> INSTRUCTION: Every entry must be given again exactly.

---------- INPUT

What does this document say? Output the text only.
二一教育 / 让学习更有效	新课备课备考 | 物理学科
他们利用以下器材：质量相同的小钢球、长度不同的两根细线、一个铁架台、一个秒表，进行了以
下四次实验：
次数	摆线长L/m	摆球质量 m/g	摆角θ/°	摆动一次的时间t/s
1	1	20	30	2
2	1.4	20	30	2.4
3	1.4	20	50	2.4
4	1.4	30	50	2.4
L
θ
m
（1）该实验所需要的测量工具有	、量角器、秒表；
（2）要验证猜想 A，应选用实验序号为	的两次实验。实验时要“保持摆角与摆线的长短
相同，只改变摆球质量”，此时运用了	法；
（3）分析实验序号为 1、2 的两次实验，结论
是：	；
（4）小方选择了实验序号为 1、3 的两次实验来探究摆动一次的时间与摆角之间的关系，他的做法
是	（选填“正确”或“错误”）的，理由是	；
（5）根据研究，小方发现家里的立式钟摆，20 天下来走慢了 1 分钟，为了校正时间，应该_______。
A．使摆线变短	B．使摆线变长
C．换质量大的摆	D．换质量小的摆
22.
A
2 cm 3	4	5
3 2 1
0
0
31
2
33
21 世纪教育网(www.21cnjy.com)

--------------------

> CORRECT OUTPUT:
What does this document say? Output the text only.
二一教育 / 让学习更有效	新课备课备考 | 物理学科
他们利用以下器材：质量相同的小钢球、长度不同的两根细线、一个铁架台、一个秒表，进行了以
下四次实验：
次数	摆线长L/m	摆球质量 m/g	摆角θ/°	摆动一次的时间t/s
1	1	20	30	2
2	1.4	20	30	2.4
3	1.4	20	50	2.4
4	1.4	30	50	2.4
L
θ
m
（1）该实验所需要的测量工具有	、量角器、秒表；
（2）要验证猜想 A，应选用实验序号为	的两次实验。实验时要“保持摆角与摆线的长短
相同，只改变摆球质量”，此时运用了	法；
（3）分析实验序号为 1、2 的两次实验，结论
是：	；
（4）小方选择了实验序号为 1、3 的两次实验来探究摆动一次的时间与摆角之间的关系，他的做法
是	（选填“正确”或“错误”）的，理由是	；
（5）根据研究，小方发现家里的立式钟摆，20 天下来走慢了 1 分钟，为了校正时间，应该_______。
A．使摆线变短	B．使摆线变长
C．换质量大的摆	D．换质量小的摆
22.
A
2 cm 3	4	5
3 2 1
0
0
31
2
33
21 世纪教育网(www.21cnjy.com)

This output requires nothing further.